Pues, no. Si entendí bien, un metrosexual es un hombre heterosexual que da curso a su lado femenino. Es decir, se cuida, se acicala. Se seca el pelo con «blower», se hace las uñas de las manos y los pies, en fin, dedica tiempo a su persona, a su ropa, a sus accesorios, como siempre se ha esperado que lo hagan las mujeres coquetas. Supongo que esto incluye a los que se mantienen en forma y a los que se tiñen el pelo, tengan canas o no.

Por supuesto, no tengo nada en contra. Con toda seguridad, debe ser más fácil convivir con un metrosexual, aun sabiendo que la medida no cuenta para nada, que con uno de ésos que ahora se denominan bipolares, que hasta hace poco se consideraban sociópatas y era menos difícil mandarlos al carajo o a la misma m…

Es que, cuando un problema de conducta pasa a la categoría de enfermedad mental controlable, no curable, a la mayoría de los padres o de las parejas, según el caso, les da mucha brega dejarlos porque no aguantan los remordimientos que les produce la sensación de abandonar a un indefenso.

No piensan en el riesgo que corren, el peligro para sus vidas. Es como si de alguna manera se contagiaran, no por el enfermo mismo, sino por quienes lo tratan directamente, como quien dice, no necesariamente honrando la verdad: «usted que lo dejó poner así (y/o lo gozó), cargue con él».

Son demasiadas las incidencias y reincidencias que tienen lugar antes de que una tragedia llegue a las páginas de los diarios. Demasiados los negocios quebrados, demasiadas propiedades perdidas, la vida diaria arruinada, hecha una miseria, cuando se convive con un bipolar.

Es increíble el poder de manipulación de estos seres, por lo general, muy inteligentes. Dado que tantos de ellos llegaron a esa condición por tratamientos para superar adicciones, como parte de esas terapias aprendieron a manifestar arrepentimiento, eso sí, después de haber destruido todo lo que encontraron en el medio y, claro está, haber devastado a las personas con quienes vive.

Todavía resulta mucho más increíble que, incluso en los países donde existe la protección a los ciudadanos, cuando ocurre algún estallido de crisis, muchas veces escándalos en los barrios o en los lugares públicos, los estamentos llamados a actuar, preguntan al enfermo, por tanto al causante del mal momento, si desea acompañarlos a recibir tratamiento. Si dice que no, ahí mismo se lo dejan. Si acaso se lo llevan, sea por consentimiento o por orden judicial, el internamiento en una unidad de intervención en crisis, si llega, no pasa de una semana. De ahí salen insoportables, culpando a quien permitió que lo internaran. Y a maltratar de nuevo.

= = = = = = =

▸ QUÉ HACER:
**1)** Reproduce del texto sobre metrosexuales y bipolares el pasaje comprendido entre "Por supuesto, no" y "a un indefenso.", ambos incluidos.
**2)** Por favor, prosigue el texto sobre metrosexuales y bipolares a partir de su última oración.

= = = = = = =

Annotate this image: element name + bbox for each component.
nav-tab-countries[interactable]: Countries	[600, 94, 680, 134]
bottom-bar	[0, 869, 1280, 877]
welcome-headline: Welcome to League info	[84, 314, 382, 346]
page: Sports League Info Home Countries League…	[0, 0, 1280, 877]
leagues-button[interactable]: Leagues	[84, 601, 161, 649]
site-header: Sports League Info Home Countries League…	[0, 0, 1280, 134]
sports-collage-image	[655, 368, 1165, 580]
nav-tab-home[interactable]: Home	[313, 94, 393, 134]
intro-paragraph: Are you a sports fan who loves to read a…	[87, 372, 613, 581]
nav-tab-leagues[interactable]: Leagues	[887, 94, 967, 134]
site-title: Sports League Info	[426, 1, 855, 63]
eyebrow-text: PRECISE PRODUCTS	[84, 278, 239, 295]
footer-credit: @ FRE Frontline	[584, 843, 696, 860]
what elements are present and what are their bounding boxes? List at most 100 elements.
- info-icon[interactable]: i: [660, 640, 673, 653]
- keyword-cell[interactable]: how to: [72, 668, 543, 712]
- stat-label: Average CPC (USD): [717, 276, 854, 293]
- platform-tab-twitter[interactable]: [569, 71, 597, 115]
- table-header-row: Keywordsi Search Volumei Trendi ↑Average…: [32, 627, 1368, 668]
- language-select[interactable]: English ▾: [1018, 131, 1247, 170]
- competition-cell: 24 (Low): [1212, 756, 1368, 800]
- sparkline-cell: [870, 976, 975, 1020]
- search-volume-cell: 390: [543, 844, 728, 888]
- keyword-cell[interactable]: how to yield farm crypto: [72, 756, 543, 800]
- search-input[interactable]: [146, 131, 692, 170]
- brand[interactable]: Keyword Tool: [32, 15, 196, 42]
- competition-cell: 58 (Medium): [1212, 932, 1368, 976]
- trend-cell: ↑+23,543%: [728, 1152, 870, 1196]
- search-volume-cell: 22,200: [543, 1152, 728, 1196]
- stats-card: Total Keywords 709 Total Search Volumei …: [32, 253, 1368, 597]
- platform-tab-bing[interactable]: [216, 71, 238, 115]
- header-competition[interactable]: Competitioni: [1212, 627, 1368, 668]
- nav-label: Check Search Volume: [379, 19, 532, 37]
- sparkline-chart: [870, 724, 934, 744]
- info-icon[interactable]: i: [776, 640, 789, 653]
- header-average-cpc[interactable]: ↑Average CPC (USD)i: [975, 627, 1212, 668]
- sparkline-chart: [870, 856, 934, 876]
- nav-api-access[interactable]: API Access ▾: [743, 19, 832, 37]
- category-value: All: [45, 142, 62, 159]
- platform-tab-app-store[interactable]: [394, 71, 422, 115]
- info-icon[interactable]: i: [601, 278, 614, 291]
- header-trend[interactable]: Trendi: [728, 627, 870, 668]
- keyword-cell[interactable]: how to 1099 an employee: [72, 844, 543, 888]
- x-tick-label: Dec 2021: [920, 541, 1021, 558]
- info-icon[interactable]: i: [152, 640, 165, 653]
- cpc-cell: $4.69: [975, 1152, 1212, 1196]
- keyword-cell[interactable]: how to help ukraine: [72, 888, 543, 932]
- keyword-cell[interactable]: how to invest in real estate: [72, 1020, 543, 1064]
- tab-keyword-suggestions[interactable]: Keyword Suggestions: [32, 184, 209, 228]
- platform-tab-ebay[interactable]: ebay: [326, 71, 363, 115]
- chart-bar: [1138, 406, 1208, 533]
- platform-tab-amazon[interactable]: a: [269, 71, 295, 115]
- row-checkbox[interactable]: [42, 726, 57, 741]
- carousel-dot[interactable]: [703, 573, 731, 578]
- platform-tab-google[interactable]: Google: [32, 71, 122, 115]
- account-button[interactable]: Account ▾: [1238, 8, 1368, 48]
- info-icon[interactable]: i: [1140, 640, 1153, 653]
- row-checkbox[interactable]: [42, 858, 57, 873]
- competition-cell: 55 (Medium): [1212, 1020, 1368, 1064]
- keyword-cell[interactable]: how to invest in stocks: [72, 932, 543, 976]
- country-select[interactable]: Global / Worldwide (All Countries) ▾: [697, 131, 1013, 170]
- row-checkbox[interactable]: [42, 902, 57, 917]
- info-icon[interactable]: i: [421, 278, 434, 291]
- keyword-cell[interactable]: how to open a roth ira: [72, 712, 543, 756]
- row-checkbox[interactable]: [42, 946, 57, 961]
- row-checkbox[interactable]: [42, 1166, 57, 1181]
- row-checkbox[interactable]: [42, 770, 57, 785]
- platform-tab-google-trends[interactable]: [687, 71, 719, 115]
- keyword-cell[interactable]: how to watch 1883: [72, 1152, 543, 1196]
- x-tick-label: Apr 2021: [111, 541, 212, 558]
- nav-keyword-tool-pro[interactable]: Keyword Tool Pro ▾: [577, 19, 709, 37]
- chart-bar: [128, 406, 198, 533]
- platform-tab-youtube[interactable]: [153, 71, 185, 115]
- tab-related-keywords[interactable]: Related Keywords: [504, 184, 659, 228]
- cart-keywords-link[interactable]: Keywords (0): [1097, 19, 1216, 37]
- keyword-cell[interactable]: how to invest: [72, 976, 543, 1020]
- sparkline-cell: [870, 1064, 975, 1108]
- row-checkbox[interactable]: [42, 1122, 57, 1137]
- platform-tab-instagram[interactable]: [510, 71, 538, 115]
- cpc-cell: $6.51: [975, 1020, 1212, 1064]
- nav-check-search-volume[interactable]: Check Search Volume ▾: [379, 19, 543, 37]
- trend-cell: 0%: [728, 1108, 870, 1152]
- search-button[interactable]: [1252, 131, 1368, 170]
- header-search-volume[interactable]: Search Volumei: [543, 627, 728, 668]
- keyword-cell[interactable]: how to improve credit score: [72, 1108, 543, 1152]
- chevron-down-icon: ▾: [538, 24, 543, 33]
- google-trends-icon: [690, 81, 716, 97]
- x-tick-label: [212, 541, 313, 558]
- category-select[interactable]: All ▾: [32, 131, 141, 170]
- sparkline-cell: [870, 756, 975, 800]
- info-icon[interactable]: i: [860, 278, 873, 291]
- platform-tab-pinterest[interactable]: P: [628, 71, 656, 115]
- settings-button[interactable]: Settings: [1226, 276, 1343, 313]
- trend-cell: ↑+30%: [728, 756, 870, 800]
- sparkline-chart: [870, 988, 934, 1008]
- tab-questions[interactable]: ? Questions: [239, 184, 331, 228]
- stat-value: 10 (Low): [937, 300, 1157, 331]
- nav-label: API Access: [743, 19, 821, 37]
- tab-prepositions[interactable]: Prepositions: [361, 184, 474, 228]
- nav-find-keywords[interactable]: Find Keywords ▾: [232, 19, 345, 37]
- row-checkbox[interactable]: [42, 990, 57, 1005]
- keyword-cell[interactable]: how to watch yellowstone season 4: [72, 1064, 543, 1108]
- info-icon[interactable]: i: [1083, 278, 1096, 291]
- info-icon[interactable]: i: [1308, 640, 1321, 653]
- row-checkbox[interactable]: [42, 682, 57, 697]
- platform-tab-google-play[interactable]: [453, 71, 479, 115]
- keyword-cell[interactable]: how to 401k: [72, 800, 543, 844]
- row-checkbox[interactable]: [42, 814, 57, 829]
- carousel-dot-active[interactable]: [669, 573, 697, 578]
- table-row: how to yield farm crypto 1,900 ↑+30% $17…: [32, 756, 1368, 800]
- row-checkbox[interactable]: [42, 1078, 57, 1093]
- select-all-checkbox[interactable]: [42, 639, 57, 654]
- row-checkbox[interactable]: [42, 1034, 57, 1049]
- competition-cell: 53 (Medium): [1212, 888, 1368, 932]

= = = = = = =

▸ RESPUESTAS NUMERADAS:
**1)**
Por supuesto, no tengo nada en contra. Con toda seguridad, debe ser más fácil convivir con un metrosexual, aun sabiendo que la medida no cuenta para nada, que con uno de ésos que ahora se denominan bipolares, que hasta hace poco se consideraban sociópatas y era menos difícil mandarlos al carajo o a la misma m…

Es que, cuando un problema de conducta pasa a la categoría de enfermedad mental controlable, no curable, a la mayoría de los padres o de las parejas, según el caso, les da mucha brega dejarlos porque no aguantan los remordimientos que les produce la sensación de abandonar a un indefenso.

**2)**
El poderoso, férreo, esclavizante escudo de la bipolaridad permite a quien lo porta imponer sus discutibles criterios, pues se recomienda no llevarles la contraria. No pueden, ni deben, ni quieren trabajar, pero exigen cobertura a sus «necesidades», rara vez baratas. No saben otra cosa, solamente maltratar, aunque no se equivocan con cualquiera.

Ahora bien, siempre hay algo peor. Y, desde mi humilde punto de vista, no hay nada más insoportable que un ser humano arrepentido. De lo que sea: de fumar, de beber, de su filiación política, de su credo religioso, … Parecería que el hecho de haber abandonado cualquier vicio, costumbre o conducta lo redime a tal extremo que se puede dar el lujo de barrer el piso con los demás, humillarlos, hacer los sentir inferiores.

No se dan cuenta de que, en realidad, su autoestima es tan baja que no son capaces de entender que otras personas lo acepten y hasta lo quieran, entonces, deciden unilateralmente poner a los demás a lo que consideran su mismo nivel, o preferiblemente por debajo. Son retorcidos. Bueno, y escribo en masculino, no excluyendo a las mujeres de las condiciones antes expuestas, sino porque me niego a pasarme el artículo entero poniendo los dos géneros, lo que ocuparía muchísimo espacio y, de acuerdo a mi mejor criterio, hace bien desagradable la lectura. Me disculpan las feministas por el desuso de eso que llaman «lenguaje incluyente» y les ruego sentirse incluidas en esta entrega.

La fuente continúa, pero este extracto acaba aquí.